=== The records ===

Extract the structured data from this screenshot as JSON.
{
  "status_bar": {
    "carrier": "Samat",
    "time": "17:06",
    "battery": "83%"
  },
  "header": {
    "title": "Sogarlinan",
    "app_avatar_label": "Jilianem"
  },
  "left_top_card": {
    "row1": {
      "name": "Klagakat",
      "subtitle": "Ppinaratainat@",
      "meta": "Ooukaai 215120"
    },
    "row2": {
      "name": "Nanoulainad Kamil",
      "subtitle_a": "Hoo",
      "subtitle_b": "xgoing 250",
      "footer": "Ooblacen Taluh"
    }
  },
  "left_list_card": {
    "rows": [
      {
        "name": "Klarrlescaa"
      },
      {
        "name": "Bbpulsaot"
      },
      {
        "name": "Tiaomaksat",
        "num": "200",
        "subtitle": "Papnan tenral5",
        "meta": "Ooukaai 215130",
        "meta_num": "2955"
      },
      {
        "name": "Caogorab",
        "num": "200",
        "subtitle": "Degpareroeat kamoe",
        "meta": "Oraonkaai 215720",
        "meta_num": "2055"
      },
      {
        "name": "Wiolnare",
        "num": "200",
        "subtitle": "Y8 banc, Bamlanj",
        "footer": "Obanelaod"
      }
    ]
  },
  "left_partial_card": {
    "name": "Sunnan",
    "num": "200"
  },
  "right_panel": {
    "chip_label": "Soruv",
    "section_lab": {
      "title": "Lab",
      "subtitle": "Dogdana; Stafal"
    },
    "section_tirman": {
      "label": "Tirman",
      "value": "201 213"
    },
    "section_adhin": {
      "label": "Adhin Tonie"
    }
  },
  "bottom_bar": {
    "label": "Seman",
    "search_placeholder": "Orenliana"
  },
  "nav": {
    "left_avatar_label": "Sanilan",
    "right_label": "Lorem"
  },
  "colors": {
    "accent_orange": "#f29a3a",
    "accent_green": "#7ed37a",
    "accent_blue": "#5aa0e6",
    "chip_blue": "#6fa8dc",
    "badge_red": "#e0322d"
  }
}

===
=== The records ===

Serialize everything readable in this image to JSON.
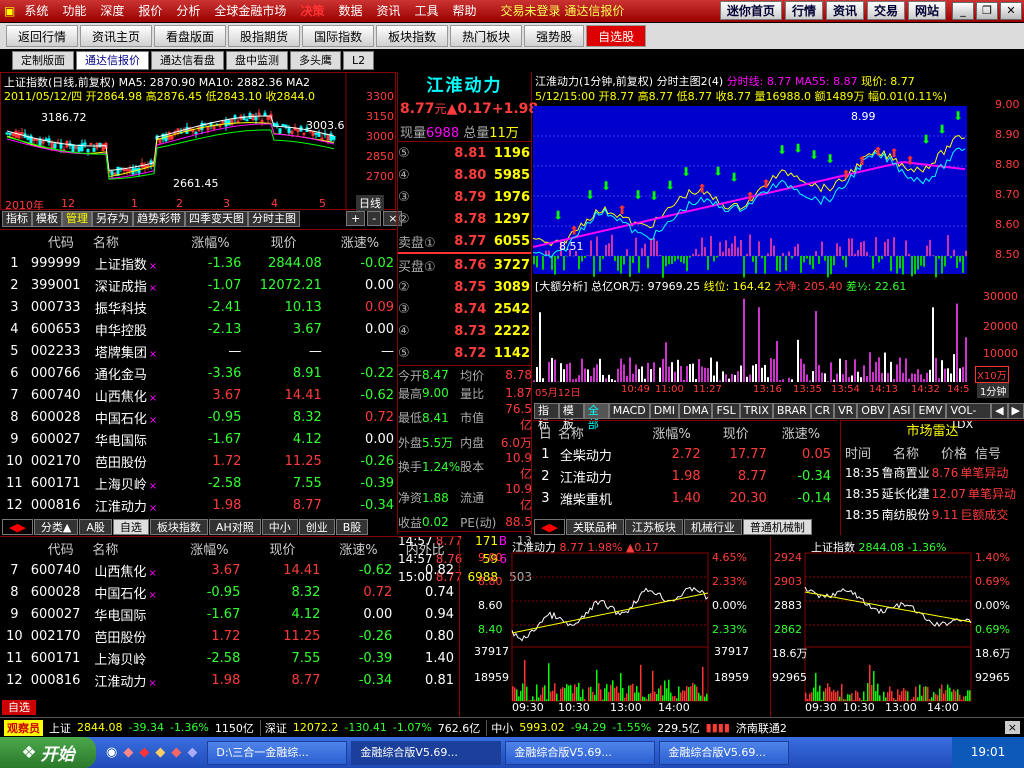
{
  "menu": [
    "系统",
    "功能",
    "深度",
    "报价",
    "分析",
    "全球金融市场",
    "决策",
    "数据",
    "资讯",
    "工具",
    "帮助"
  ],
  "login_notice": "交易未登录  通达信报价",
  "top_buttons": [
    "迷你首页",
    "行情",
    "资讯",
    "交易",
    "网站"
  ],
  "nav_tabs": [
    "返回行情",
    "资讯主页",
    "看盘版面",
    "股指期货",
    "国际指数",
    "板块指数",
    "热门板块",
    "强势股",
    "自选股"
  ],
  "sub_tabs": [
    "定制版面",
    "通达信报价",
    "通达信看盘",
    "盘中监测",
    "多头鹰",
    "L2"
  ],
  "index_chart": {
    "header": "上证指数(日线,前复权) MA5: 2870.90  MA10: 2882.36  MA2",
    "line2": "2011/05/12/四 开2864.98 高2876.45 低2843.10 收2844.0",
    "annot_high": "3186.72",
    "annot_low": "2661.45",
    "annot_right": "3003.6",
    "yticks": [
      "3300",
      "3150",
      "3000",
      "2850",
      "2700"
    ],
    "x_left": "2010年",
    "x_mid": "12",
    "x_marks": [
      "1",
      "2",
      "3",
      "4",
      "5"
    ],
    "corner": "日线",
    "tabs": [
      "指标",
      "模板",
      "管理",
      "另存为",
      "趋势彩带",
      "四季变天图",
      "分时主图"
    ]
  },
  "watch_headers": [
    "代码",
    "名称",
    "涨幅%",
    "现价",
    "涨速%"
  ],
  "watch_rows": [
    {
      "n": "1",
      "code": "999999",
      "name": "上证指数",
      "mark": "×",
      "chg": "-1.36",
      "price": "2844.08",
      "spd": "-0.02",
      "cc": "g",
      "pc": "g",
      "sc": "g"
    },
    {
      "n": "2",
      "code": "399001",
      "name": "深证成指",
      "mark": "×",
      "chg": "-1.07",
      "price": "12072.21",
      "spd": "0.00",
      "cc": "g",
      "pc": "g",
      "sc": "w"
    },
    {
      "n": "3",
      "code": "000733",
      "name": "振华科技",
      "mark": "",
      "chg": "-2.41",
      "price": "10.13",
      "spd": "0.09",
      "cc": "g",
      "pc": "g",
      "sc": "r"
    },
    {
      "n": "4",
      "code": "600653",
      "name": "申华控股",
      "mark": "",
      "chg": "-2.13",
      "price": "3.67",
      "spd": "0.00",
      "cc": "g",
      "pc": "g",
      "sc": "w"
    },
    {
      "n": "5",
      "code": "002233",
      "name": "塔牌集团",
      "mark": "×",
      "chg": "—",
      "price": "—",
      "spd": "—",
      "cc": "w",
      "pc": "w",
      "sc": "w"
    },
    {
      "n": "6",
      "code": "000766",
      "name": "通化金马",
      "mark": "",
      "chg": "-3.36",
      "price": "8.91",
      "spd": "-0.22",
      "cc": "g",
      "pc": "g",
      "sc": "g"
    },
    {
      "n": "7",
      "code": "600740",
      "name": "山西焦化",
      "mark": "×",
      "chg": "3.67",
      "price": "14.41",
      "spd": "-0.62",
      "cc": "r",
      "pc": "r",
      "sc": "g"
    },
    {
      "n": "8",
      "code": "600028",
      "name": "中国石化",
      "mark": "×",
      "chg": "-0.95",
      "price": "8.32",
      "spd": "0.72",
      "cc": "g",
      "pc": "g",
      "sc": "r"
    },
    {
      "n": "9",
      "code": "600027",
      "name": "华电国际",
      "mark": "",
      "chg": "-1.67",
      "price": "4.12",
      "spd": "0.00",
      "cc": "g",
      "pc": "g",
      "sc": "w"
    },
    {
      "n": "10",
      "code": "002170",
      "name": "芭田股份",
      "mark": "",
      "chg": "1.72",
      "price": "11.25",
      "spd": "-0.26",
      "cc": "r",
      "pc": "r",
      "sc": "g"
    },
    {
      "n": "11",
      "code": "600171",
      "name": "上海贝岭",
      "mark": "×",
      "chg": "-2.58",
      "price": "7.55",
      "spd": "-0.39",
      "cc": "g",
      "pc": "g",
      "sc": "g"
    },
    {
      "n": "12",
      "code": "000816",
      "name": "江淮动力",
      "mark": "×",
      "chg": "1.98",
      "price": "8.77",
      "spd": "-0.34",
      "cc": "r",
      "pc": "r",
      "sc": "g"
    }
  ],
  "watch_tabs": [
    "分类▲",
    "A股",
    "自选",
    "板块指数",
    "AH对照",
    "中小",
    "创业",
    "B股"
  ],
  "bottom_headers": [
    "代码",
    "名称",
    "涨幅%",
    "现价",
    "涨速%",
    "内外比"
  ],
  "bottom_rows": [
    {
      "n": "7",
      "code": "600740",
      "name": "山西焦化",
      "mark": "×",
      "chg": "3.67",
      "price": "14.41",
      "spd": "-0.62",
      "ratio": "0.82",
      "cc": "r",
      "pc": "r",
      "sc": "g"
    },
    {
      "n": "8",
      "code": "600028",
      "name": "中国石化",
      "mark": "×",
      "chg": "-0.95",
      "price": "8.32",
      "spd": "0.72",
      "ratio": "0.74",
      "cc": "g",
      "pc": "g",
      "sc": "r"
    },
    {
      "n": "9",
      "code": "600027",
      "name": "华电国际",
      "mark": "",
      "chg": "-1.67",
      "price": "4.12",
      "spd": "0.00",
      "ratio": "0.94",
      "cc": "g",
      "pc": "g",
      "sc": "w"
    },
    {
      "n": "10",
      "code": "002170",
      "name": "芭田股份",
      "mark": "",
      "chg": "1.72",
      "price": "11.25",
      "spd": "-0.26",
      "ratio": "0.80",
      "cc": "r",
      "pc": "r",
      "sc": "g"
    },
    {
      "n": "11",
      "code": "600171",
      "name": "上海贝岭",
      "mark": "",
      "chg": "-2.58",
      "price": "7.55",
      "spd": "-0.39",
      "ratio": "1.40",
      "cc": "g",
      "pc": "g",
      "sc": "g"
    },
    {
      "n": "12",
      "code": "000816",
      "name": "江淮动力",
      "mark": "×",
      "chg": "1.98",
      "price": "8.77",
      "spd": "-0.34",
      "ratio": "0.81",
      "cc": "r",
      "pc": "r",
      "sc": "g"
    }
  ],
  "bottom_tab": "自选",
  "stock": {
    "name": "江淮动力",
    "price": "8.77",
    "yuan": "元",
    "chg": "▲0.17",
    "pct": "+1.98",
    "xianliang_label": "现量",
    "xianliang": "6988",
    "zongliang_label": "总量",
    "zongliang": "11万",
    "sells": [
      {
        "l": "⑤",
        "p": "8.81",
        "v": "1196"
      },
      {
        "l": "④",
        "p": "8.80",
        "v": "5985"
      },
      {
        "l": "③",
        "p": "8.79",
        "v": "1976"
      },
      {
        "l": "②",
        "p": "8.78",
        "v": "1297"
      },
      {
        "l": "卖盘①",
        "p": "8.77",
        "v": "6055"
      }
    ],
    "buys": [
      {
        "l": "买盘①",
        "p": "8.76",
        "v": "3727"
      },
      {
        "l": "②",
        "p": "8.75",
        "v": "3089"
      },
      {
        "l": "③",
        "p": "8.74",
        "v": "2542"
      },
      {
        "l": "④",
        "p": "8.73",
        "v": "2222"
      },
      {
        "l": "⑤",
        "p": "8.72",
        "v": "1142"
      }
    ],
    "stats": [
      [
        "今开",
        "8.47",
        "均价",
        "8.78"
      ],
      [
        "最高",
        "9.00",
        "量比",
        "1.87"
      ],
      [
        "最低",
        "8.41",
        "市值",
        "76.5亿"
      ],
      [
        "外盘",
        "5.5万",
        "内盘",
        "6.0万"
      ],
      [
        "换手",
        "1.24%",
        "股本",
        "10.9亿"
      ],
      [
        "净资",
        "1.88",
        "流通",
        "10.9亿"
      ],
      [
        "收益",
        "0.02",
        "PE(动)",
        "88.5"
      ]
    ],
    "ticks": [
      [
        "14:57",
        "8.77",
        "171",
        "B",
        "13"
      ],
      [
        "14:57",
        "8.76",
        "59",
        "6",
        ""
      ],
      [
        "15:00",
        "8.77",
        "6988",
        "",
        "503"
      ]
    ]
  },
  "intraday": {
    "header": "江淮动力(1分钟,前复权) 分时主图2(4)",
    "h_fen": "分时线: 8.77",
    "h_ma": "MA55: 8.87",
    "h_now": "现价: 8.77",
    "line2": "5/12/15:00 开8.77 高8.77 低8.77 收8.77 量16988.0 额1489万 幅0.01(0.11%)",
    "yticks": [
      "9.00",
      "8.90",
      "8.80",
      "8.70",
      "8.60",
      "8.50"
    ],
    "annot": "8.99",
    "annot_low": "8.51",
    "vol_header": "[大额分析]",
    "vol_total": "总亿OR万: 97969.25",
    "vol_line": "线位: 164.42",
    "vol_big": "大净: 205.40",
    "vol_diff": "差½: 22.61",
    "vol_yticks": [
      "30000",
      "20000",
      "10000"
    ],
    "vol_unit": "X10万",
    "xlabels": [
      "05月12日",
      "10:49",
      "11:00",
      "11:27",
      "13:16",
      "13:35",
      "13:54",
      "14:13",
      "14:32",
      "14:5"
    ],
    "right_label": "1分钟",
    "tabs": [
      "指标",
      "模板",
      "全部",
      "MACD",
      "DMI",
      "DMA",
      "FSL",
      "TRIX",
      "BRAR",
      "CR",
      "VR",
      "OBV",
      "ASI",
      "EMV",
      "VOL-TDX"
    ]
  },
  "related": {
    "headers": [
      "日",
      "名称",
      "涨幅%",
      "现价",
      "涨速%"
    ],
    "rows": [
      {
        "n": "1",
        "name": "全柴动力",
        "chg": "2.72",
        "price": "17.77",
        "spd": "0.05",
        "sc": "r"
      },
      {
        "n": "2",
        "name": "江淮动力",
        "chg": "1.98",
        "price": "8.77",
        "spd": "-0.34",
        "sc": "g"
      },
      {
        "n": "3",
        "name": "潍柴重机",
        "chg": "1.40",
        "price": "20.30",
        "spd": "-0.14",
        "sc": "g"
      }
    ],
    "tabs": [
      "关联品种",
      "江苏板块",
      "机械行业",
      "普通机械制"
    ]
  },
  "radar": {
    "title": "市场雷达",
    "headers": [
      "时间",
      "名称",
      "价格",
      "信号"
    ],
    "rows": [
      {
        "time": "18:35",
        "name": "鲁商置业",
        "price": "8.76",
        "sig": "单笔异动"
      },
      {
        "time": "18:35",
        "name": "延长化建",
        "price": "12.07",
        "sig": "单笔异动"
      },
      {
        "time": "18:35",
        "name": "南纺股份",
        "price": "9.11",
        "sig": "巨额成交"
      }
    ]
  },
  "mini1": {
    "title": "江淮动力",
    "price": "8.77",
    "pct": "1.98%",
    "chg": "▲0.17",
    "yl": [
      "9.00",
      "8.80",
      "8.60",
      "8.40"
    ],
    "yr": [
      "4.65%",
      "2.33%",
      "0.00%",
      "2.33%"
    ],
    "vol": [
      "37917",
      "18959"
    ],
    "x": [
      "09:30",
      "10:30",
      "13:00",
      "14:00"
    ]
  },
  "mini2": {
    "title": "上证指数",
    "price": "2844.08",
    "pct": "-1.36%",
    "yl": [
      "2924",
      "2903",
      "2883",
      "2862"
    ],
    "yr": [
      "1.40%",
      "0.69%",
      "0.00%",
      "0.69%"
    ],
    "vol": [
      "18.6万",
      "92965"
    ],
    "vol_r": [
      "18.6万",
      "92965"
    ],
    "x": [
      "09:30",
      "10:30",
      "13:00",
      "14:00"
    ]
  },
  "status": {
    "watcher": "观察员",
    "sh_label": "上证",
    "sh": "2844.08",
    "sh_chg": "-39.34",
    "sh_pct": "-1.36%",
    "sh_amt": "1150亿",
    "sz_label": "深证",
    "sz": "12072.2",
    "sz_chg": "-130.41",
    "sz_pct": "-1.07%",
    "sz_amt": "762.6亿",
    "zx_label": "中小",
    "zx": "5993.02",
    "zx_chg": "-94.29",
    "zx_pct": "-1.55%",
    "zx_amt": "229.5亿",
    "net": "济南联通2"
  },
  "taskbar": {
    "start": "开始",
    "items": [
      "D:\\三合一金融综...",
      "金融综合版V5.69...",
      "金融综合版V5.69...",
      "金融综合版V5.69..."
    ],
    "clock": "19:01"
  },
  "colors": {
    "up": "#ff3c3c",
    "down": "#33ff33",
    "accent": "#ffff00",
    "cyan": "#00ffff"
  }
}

===

What is being asked:
Your answer should be a single number: the count of lines containing the word "上证指数".

Response below:
3